■ Goal ■
State how many lines in these records contain the word "that", and nothing else.

■ Records for processing ■
-- BEGIN --

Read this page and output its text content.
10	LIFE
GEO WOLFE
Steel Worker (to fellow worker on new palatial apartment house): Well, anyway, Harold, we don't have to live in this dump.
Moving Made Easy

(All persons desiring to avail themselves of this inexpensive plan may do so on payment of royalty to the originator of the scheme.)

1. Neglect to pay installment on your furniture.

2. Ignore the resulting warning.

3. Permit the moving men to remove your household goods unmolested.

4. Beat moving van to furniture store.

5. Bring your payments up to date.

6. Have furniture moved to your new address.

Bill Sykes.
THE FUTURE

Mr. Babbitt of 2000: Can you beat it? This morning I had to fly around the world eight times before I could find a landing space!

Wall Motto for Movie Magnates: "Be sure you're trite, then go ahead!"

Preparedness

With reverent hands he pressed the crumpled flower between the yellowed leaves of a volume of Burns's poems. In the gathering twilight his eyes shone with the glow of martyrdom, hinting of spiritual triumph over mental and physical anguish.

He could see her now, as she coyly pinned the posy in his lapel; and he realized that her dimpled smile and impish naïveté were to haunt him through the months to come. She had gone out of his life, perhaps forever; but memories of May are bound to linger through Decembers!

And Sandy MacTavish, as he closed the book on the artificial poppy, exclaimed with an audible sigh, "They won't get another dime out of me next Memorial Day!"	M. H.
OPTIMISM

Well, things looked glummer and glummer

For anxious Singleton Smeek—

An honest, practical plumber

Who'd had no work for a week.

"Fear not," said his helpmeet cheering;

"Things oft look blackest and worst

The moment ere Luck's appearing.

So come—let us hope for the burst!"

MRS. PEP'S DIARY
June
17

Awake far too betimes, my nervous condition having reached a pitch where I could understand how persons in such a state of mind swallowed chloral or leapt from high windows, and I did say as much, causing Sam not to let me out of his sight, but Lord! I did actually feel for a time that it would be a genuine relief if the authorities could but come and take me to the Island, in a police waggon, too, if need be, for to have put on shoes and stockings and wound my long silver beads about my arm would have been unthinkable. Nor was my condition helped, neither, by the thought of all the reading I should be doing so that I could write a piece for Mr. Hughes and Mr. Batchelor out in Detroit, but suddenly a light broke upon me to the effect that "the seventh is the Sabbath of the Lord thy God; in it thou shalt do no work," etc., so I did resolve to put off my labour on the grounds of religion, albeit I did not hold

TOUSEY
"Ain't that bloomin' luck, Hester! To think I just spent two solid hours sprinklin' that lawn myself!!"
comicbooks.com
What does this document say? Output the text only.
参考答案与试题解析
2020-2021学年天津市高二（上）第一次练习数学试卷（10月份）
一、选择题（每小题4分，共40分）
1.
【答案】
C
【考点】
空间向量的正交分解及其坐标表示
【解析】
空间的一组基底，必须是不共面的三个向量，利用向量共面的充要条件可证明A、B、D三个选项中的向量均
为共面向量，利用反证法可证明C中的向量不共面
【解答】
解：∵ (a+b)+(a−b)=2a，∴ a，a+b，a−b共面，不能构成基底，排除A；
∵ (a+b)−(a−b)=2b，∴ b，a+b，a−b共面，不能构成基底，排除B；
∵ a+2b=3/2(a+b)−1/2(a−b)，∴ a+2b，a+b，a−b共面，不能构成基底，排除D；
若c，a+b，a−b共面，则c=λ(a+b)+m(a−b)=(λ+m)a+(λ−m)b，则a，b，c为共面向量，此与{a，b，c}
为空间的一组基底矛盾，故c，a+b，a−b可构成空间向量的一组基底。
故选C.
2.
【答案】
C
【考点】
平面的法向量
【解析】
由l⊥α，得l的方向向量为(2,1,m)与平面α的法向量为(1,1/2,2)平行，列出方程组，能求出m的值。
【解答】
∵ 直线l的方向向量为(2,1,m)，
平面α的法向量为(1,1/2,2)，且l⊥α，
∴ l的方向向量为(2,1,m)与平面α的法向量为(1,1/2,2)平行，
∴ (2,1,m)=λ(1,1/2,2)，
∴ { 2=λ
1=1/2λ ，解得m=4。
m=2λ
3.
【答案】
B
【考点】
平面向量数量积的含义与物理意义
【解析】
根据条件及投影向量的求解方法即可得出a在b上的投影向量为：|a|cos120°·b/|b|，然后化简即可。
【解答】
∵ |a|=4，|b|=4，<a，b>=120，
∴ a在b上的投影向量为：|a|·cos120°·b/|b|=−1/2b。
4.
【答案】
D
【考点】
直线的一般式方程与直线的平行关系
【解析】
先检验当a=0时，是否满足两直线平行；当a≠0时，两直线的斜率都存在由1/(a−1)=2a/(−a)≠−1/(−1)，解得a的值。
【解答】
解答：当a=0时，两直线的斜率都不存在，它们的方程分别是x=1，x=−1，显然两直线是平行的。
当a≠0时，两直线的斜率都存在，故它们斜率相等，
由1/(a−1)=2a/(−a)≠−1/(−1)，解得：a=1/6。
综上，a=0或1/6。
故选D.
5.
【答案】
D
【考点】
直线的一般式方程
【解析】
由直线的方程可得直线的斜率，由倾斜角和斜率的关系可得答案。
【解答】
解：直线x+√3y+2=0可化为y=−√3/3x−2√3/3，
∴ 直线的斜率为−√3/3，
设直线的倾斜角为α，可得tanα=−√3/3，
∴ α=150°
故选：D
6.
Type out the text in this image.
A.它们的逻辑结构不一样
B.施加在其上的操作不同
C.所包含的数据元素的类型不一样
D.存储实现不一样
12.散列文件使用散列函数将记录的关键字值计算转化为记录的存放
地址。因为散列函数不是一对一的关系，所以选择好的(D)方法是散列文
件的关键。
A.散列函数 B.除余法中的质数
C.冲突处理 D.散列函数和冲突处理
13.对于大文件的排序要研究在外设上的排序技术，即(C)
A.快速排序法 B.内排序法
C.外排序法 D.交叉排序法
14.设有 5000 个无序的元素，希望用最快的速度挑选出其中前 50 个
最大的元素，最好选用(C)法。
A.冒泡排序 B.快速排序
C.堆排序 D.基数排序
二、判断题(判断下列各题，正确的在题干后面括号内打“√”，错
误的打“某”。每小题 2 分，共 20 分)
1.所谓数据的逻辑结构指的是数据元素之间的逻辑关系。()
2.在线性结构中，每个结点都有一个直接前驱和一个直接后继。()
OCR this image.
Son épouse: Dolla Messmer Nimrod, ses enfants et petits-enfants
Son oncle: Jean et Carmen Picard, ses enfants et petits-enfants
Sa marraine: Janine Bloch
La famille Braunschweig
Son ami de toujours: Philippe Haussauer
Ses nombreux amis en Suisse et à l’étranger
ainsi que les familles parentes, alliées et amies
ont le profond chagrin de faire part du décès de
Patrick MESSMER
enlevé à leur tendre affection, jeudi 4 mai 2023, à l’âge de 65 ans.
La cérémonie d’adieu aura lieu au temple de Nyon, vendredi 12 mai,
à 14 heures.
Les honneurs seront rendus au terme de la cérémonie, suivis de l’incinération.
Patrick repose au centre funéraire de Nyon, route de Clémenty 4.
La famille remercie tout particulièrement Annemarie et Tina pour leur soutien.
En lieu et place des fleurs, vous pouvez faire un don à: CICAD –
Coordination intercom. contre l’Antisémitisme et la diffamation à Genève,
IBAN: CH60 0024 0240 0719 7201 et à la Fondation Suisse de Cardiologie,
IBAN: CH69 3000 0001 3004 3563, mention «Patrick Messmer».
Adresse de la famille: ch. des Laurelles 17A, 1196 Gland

-- END --

■ Solved exercise ■
3